+++ Excerpted data

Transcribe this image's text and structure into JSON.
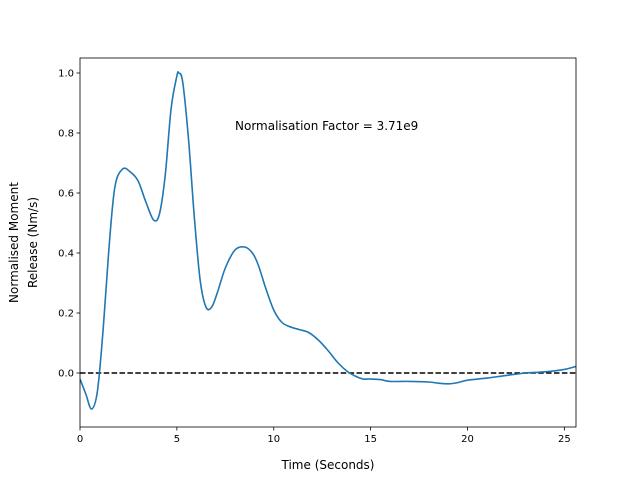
{
  "chart_data": {
    "type": "line",
    "title": "",
    "xlabel": "Time (Seconds)",
    "ylabel_lines": [
      "Normalised Moment",
      "Release (Nm/s)"
    ],
    "xlim": [
      0,
      25.6
    ],
    "ylim": [
      -0.18,
      1.05
    ],
    "xticks": [
      0,
      5,
      10,
      15,
      20,
      25
    ],
    "xtick_labels": [
      "0",
      "5",
      "10",
      "15",
      "20",
      "25"
    ],
    "yticks": [
      0.0,
      0.2,
      0.4,
      0.6,
      0.8,
      1.0
    ],
    "ytick_labels": [
      "0.0",
      "0.2",
      "0.4",
      "0.6",
      "0.8",
      "1.0"
    ],
    "grid": false,
    "line_color": "#1f77b4",
    "reference_line": {
      "y": 0,
      "style": "dashed",
      "color": "#000000"
    },
    "annotation": {
      "text": "Normalisation Factor = 3.71e9",
      "x": 8.0,
      "y": 0.81
    },
    "series": [
      {
        "x": [
          0,
          0.3,
          0.6,
          0.9,
          1.2,
          1.5,
          1.8,
          2.2,
          2.6,
          3.0,
          3.4,
          3.8,
          4.1,
          4.4,
          4.7,
          5.0,
          5.1,
          5.3,
          5.6,
          5.9,
          6.2,
          6.5,
          6.8,
          7.1,
          7.5,
          8.0,
          8.5,
          8.9,
          9.2,
          9.6,
          10.0,
          10.4,
          10.8,
          11.3,
          11.8,
          12.3,
          12.8,
          13.3,
          13.8,
          14.2,
          14.6,
          15.0,
          15.5,
          16.0,
          17.0,
          18.0,
          18.5,
          19.0,
          19.5,
          20.0,
          21.0,
          22.0,
          23.0,
          24.0,
          25.0,
          25.6
        ],
        "y": [
          -0.02,
          -0.07,
          -0.12,
          -0.06,
          0.15,
          0.42,
          0.62,
          0.68,
          0.67,
          0.64,
          0.57,
          0.51,
          0.53,
          0.66,
          0.88,
          0.99,
          1.0,
          0.97,
          0.78,
          0.52,
          0.31,
          0.22,
          0.22,
          0.27,
          0.35,
          0.41,
          0.42,
          0.4,
          0.36,
          0.28,
          0.21,
          0.17,
          0.155,
          0.145,
          0.135,
          0.11,
          0.075,
          0.035,
          0.005,
          -0.01,
          -0.02,
          -0.02,
          -0.022,
          -0.028,
          -0.028,
          -0.03,
          -0.034,
          -0.036,
          -0.032,
          -0.024,
          -0.017,
          -0.008,
          0.0,
          0.004,
          0.012,
          0.022
        ]
      }
    ]
  }
}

++++++

Aim of the task
In the listing, find each line with the string "text" and copy it.

Correct result
Transcribe this image's text and structure into JSON.
      "text": "Normalisation Factor = 3.71e9",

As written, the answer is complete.